Extract the listing below in full, unchanged.

━━━━━ Data provided

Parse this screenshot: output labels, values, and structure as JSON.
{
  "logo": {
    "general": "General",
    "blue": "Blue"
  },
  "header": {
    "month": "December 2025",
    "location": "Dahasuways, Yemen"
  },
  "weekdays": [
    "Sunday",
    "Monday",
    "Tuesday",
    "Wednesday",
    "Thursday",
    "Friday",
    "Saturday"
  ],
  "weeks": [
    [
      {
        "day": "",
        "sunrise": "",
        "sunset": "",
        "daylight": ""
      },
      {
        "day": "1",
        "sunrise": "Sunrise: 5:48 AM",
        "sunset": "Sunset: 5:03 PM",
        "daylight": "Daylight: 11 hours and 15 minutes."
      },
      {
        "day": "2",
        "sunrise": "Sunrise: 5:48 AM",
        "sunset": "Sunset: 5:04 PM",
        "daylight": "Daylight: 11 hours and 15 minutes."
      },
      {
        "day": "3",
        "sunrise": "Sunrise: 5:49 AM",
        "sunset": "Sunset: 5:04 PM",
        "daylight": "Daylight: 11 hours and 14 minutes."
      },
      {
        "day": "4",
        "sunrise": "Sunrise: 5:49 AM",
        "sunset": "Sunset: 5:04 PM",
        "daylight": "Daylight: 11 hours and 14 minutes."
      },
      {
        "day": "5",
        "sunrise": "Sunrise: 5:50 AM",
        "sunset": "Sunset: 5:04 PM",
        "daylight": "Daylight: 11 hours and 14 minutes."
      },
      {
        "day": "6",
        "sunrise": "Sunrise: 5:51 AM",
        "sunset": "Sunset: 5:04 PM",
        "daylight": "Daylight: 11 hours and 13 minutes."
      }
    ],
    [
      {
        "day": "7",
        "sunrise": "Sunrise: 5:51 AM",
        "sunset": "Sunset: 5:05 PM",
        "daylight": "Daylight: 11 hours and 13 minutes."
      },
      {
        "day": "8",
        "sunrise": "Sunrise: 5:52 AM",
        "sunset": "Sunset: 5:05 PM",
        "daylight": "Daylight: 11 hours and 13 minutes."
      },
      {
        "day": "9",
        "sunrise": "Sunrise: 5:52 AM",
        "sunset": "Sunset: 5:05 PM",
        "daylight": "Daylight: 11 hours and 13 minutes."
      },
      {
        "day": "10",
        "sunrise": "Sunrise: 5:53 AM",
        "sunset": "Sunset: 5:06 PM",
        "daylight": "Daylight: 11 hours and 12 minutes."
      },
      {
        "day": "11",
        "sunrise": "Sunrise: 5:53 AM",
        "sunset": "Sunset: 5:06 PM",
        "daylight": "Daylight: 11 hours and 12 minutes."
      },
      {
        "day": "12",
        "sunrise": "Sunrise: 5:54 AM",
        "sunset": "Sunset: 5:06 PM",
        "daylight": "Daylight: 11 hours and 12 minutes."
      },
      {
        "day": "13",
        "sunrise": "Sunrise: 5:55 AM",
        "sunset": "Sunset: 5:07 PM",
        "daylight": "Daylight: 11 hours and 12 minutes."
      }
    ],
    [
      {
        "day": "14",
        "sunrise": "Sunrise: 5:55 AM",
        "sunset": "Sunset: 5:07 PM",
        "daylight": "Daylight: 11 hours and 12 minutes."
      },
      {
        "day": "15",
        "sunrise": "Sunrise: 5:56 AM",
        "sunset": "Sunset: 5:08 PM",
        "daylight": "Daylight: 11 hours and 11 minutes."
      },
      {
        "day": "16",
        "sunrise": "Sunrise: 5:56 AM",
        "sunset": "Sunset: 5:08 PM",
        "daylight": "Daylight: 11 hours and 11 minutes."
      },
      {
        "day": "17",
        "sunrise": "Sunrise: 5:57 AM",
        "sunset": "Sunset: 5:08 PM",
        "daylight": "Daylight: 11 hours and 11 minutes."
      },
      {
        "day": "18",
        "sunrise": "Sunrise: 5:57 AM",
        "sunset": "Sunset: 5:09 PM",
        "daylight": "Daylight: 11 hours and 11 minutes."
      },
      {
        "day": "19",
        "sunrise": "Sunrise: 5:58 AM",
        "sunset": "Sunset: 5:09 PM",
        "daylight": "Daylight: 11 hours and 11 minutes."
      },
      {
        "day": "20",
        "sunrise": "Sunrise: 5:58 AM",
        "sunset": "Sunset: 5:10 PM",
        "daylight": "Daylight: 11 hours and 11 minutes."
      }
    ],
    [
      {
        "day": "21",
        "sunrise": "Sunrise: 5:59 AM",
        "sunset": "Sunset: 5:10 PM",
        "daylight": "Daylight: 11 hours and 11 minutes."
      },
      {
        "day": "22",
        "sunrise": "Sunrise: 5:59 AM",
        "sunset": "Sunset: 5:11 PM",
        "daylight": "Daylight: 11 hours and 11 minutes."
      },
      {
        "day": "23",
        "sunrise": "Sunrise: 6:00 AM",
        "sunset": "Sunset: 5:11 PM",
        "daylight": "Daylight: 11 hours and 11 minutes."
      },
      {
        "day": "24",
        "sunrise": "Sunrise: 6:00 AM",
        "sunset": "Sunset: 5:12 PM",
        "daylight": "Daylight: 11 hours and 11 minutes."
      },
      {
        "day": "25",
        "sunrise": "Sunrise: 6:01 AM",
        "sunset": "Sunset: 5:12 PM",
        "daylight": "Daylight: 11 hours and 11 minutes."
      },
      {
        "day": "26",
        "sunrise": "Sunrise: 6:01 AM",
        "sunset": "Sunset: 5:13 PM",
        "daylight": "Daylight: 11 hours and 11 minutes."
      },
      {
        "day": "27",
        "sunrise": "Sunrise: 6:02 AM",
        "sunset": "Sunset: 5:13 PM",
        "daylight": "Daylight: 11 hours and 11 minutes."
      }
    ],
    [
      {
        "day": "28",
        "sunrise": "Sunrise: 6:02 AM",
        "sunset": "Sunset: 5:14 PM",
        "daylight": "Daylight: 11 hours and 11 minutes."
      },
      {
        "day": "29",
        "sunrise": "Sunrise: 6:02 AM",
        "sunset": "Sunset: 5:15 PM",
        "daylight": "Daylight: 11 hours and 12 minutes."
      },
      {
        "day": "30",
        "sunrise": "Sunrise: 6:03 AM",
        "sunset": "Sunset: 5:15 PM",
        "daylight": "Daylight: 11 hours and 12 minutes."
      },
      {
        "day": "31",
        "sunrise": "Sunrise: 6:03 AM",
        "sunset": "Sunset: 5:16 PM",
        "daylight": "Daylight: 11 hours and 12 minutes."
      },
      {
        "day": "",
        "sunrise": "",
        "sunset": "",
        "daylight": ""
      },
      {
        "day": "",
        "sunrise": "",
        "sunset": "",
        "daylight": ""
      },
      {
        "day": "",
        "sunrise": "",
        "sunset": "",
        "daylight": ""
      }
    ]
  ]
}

━━━━━━━━━━

Result for this task:
Parse this screenshot: output labels, values, and structure as JSON.
{
  "logo": {
    "general": "General",
    "blue": "Blue"
  },
  "header": {
    "month": "December 2025",
    "location": "Dahasuways, Yemen"
  },
  "weekdays": [
    "Sunday",
    "Monday",
    "Tuesday",
    "Wednesday",
    "Thursday",
    "Friday",
    "Saturday"
  ],
  "weeks": [
    [
      {
        "day": "",
        "sunrise": "",
        "sunset": "",
        "daylight": ""
      },
      {
        "day": "1",
        "sunrise": "Sunrise: 5:48 AM",
        "sunset": "Sunset: 5:03 PM",
        "daylight": "Daylight: 11 hours and 15 minutes."
      },
      {
        "day": "2",
        "sunrise": "Sunrise: 5:48 AM",
        "sunset": "Sunset: 5:04 PM",
        "daylight": "Daylight: 11 hours and 15 minutes."
      },
      {
        "day": "3",
        "sunrise": "Sunrise: 5:49 AM",
        "sunset": "Sunset: 5:04 PM",
        "daylight": "Daylight: 11 hours and 14 minutes."
      },
      {
        "day": "4",
        "sunrise": "Sunrise: 5:49 AM",
        "sunset": "Sunset: 5:04 PM",
        "daylight": "Daylight: 11 hours and 14 minutes."
      },
      {
        "day": "5",
        "sunrise": "Sunrise: 5:50 AM",
        "sunset": "Sunset: 5:04 PM",
        "daylight": "Daylight: 11 hours and 14 minutes."
      },
      {
        "day": "6",
        "sunrise": "Sunrise: 5:51 AM",
        "sunset": "Sunset: 5:04 PM",
        "daylight": "Daylight: 11 hours and 13 minutes."
      }
    ],
    [
      {
        "day": "7",
        "sunrise": "Sunrise: 5:51 AM",
        "sunset": "Sunset: 5:05 PM",
        "daylight": "Daylight: 11 hours and 13 minutes."
      },
      {
        "day": "8",
        "sunrise": "Sunrise: 5:52 AM",
        "sunset": "Sunset: 5:05 PM",
        "daylight": "Daylight: 11 hours and 13 minutes."
      },
      {
        "day": "9",
        "sunrise": "Sunrise: 5:52 AM",
        "sunset": "Sunset: 5:05 PM",
        "daylight": "Daylight: 11 hours and 13 minutes."
      },
      {
        "day": "10",
        "sunrise": "Sunrise: 5:53 AM",
        "sunset": "Sunset: 5:06 PM",
        "daylight": "Daylight: 11 hours and 12 minutes."
      },
      {
        "day": "11",
        "sunrise": "Sunrise: 5:53 AM",
        "sunset": "Sunset: 5:06 PM",
        "daylight": "Daylight: 11 hours and 12 minutes."
      },
      {
        "day": "12",
        "sunrise": "Sunrise: 5:54 AM",
        "sunset": "Sunset: 5:06 PM",
        "daylight": "Daylight: 11 hours and 12 minutes."
      },
      {
        "day": "13",
        "sunrise": "Sunrise: 5:55 AM",
        "sunset": "Sunset: 5:07 PM",
        "daylight": "Daylight: 11 hours and 12 minutes."
      }
    ],
    [
      {
        "day": "14",
        "sunrise": "Sunrise: 5:55 AM",
        "sunset": "Sunset: 5:07 PM",
        "daylight": "Daylight: 11 hours and 12 minutes."
      },
      {
        "day": "15",
        "sunrise": "Sunrise: 5:56 AM",
        "sunset": "Sunset: 5:08 PM",
        "daylight": "Daylight: 11 hours and 11 minutes."
      },
      {
        "day": "16",
        "sunrise": "Sunrise: 5:56 AM",
        "sunset": "Sunset: 5:08 PM",
        "daylight": "Daylight: 11 hours and 11 minutes."
      },
      {
        "day": "17",
        "sunrise": "Sunrise: 5:57 AM",
        "sunset": "Sunset: 5:08 PM",
        "daylight": "Daylight: 11 hours and 11 minutes."
      },
      {
        "day": "18",
        "sunrise": "Sunrise: 5:57 AM",
        "sunset": "Sunset: 5:09 PM",
        "daylight": "Daylight: 11 hours and 11 minutes."
      },
      {
        "day": "19",
        "sunrise": "Sunrise: 5:58 AM",
        "sunset": "Sunset: 5:09 PM",
        "daylight": "Daylight: 11 hours and 11 minutes."
      },
      {
        "day": "20",
        "sunrise": "Sunrise: 5:58 AM",
        "sunset": "Sunset: 5:10 PM",
        "daylight": "Daylight: 11 hours and 11 minutes."
      }
    ],
    [
      {
        "day": "21",
        "sunrise": "Sunrise: 5:59 AM",
        "sunset": "Sunset: 5:10 PM",
        "daylight": "Daylight: 11 hours and 11 minutes."
      },
      {
        "day": "22",
        "sunrise": "Sunrise: 5:59 AM",
        "sunset": "Sunset: 5:11 PM",
        "daylight": "Daylight: 11 hours and 11 minutes."
      },
      {
        "day": "23",
        "sunrise": "Sunrise: 6:00 AM",
        "sunset": "Sunset: 5:11 PM",
        "daylight": "Daylight: 11 hours and 11 minutes."
      },
      {
        "day": "24",
        "sunrise": "Sunrise: 6:00 AM",
        "sunset": "Sunset: 5:12 PM",
        "daylight": "Daylight: 11 hours and 11 minutes."
      },
      {
        "day": "25",
        "sunrise": "Sunrise: 6:01 AM",
        "sunset": "Sunset: 5:12 PM",
        "daylight": "Daylight: 11 hours and 11 minutes."
      },
      {
        "day": "26",
        "sunrise": "Sunrise: 6:01 AM",
        "sunset": "Sunset: 5:13 PM",
        "daylight": "Daylight: 11 hours and 11 minutes."
      },
      {
        "day": "27",
        "sunrise": "Sunrise: 6:02 AM",
        "sunset": "Sunset: 5:13 PM",
        "daylight": "Daylight: 11 hours and 11 minutes."
      }
    ],
    [
      {
        "day": "28",
        "sunrise": "Sunrise: 6:02 AM",
        "sunset": "Sunset: 5:14 PM",
        "daylight": "Daylight: 11 hours and 11 minutes."
      },
      {
        "day": "29",
        "sunrise": "Sunrise: 6:02 AM",
        "sunset": "Sunset: 5:15 PM",
        "daylight": "Daylight: 11 hours and 12 minutes."
      },
      {
        "day": "30",
        "sunrise": "Sunrise: 6:03 AM",
        "sunset": "Sunset: 5:15 PM",
        "daylight": "Daylight: 11 hours and 12 minutes."
      },
      {
        "day": "31",
        "sunrise": "Sunrise: 6:03 AM",
        "sunset": "Sunset: 5:16 PM",
        "daylight": "Daylight: 11 hours and 12 minutes."
      },
      {
        "day": "",
        "sunrise": "",
        "sunset": "",
        "daylight": ""
      },
      {
        "day": "",
        "sunrise": "",
        "sunset": "",
        "daylight": ""
      },
      {
        "day": "",
        "sunrise": "",
        "sunset": "",
        "daylight": ""
      }
    ]
  ]
}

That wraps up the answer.